* _TEXTO DE ESTUDO_:

++++++

Rafael Cruz - A Lei Federal da pandemia Nº 13.779/2020 estabelece essa legitimação para o poder executivo, tanto estadual quanto municipal e o federal. Sempre lastreado em estudos técnicos.
No ano passado, quando o lockdown foi instaurado em diversas capitais, existiam discussões jurídicas sobre a viabilidade desse decreto? Quais eram os impasses levantados?
Rafael Cruz - Sim. As principais questões que tinham sobre o lockdown envolvem a falta de entendimento entre o governo federal, estaduais e municipais no que diz respeito a quais atividades podem ser consideradas essenciais, ou seja, quais poderiam continuar funcionando durante o regime. Isso é uma questão muito séria levando em conta a Lei da Liberdade Econômica, que dá a liberdade de funcionamento para empresas e comércios.
Nesse sentido, o grande conflito que teve foi que o Governo Federal estava expandindo o número de categorias essenciais durante o lockdown enquanto os governos estaduais queriam restringir mais. Essa questão chegou ao Supremo Tribunal Federal (STF) e a decisão favoreceu os poderes locais, então estados e municípios, têm legitimidade para impor suas medidas.
De certa forma, passou-se a ter uma insegurança jurídica dos cidadãos pelo pensamento de “que norma está sendo aplicada?” ou “que norma está regendo a minha atividade?”, pois, em muitos estados, o que é essencial em um, não é essencial no outro. No caso do Ceará, por exemplo, o Governo Federal descreveu a Construção Civil como essencial, mas o Estado não considerou. As normas estaduais devem ser complementares às federais.

++++++

* _EXTRATOS DE DADOS_:
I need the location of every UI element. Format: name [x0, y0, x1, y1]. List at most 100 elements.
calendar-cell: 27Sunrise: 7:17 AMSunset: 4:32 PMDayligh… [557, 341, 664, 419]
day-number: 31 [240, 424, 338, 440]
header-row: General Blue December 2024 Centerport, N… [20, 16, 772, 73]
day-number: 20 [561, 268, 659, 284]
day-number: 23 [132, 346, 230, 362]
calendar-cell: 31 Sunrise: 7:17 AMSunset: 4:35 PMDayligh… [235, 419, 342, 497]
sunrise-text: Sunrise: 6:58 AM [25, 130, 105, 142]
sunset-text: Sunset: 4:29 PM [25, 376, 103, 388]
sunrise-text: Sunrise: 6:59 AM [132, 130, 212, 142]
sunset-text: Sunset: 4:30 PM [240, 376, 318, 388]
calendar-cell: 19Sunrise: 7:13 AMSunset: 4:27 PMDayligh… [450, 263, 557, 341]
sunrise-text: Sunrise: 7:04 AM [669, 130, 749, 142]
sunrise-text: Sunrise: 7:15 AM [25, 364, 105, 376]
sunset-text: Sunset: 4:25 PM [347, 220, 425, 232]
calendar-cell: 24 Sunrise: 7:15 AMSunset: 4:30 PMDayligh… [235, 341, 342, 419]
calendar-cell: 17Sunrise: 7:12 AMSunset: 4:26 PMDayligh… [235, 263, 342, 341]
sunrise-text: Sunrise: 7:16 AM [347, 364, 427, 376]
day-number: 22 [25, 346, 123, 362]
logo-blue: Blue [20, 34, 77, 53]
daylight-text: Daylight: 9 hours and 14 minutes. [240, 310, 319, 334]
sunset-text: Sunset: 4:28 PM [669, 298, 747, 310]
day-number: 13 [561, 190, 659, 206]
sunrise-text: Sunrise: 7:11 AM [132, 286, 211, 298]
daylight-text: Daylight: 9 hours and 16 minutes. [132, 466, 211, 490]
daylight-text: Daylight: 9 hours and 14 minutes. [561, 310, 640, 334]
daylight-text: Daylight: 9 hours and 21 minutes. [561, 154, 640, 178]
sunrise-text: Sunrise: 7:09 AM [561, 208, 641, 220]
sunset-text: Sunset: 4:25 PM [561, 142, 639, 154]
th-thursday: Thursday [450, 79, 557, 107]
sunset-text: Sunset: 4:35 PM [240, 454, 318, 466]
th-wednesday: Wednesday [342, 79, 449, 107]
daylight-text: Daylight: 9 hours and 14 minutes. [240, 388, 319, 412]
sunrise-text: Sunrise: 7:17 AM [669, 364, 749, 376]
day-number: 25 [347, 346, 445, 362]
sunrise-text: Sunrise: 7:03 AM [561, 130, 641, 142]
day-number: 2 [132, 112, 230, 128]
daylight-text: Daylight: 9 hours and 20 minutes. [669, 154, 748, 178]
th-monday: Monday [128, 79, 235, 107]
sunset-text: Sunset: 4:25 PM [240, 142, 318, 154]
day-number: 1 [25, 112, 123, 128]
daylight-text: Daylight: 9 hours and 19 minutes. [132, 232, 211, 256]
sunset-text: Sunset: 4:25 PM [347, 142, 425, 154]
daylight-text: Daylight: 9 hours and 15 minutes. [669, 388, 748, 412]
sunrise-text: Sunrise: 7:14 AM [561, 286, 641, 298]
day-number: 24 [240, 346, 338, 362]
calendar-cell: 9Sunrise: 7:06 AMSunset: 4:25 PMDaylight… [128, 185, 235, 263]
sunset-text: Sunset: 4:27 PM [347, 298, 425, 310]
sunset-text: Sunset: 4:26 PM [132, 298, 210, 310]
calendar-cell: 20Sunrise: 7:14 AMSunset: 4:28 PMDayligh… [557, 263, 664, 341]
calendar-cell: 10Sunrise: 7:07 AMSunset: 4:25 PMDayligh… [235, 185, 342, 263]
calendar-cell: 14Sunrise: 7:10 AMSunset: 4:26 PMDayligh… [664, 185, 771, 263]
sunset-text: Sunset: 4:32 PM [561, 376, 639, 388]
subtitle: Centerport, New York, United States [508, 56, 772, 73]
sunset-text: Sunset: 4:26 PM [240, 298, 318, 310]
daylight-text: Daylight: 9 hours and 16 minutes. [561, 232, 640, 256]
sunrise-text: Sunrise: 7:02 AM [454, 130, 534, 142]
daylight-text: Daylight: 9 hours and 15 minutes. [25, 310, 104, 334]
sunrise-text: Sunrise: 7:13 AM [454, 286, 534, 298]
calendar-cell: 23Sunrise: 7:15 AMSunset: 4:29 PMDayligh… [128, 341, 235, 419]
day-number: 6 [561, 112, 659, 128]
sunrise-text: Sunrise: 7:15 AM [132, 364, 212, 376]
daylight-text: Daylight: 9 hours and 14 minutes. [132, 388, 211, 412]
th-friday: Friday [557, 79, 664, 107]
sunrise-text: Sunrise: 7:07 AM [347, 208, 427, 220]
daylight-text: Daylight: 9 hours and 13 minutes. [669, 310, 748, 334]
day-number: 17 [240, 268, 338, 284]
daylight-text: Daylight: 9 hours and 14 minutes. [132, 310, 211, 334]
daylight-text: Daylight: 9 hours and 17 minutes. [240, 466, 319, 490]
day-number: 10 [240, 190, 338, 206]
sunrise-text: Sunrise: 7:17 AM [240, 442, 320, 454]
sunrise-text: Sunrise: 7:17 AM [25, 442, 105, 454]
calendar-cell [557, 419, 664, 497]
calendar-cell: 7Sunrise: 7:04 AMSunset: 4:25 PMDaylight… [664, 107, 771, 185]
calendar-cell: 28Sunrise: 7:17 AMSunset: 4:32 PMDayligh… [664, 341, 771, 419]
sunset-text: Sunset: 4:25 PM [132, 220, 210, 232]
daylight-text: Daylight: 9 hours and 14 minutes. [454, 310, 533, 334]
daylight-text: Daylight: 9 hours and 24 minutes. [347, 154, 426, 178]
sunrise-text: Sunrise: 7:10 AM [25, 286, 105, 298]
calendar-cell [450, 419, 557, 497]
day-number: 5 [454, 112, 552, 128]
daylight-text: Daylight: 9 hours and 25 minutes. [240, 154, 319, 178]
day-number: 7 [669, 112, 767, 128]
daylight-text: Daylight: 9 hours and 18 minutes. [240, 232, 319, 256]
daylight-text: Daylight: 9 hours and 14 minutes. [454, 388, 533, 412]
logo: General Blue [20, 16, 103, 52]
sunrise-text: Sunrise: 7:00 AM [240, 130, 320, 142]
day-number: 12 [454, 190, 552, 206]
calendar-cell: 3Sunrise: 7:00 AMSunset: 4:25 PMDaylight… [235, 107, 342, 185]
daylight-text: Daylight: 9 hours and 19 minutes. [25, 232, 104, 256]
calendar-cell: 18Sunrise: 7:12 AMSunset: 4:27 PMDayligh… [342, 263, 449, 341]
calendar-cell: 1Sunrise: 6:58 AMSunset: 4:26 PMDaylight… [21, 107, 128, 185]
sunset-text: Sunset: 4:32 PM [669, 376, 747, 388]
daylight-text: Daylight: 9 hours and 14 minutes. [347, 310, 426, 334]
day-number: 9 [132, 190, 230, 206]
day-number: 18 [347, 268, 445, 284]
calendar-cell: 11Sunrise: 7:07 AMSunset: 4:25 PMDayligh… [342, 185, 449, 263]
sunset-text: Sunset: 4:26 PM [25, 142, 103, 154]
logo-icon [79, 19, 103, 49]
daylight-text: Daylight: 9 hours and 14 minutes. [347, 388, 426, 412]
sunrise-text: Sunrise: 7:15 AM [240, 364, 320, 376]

++++++

* _SOBRE A TAREFA_: Dê continuidade à entrevista sobre os impasses jurídicos do lockdown, começando logo após a última frase apresentada.

* _RESULTADO DA TAREFA_:
Sanções a quem desobedecer às determinações de isolamento
O que a legislação diz sobre punições a quem desrespeitar as medidas?
Gaudenio Santiago - Nós temos decretos estaduais, municipais, a Lei Federal e o Código Penal que abordam sobre isso. No Ceará, pelo Estado de Calamidade Pública, o chamado decreto-lei tem mais abrangência com a autoridade de fechar estabelecimentos, por exemplo. Mas, toda essa discussão é muito recente no mundo jurídico.
Todas as medidas sanitárias que são colocadas nos decretos, caso a pessoa cometa algum tipo de infração, ela vai ter duas punições ao mesmo tempo: será multada e o estabelecimento interditado por sete dias. Reincidiu a infração: o prazo da interdição aumenta para 30 dias e pode ser multado novamente. O valor da multa pode ser de até R$ 75 mil.
Já o Código Penal traz uma punição no artigo 268 para quem infringir a determinação do poder público (lockdown, etc) destinada a impedir a propagação de doenças contagiosas, como a Covid-19. A pena pode ir de um mês a um ano de detenção mais multa.
Para fazer lockdowns, os estados ou a União precisam decretar estado de calamidade pública?
Gaudenio Santiago - Sim, para implementar o lockdown é preciso estar em estado de calamidade pública. Mas, pelo princípio de autonomia dos estados, cada estado pode decretar individualmente a calamidade pública.
Diferença entre lockdown e isolamento
O que muda na fiscalização de um regime de lockdown para um isolamento?
Eneas Romero - Juridicamente, não há muita diferença. A diferença é a ampliação das restrições. No regime atual, por exemplo, há limitação de horário e forma de funcionamento de algumas atividades, como restaurantes e comércio. A outras atividades foi estabelecido que não deve haver funcionamento presencial.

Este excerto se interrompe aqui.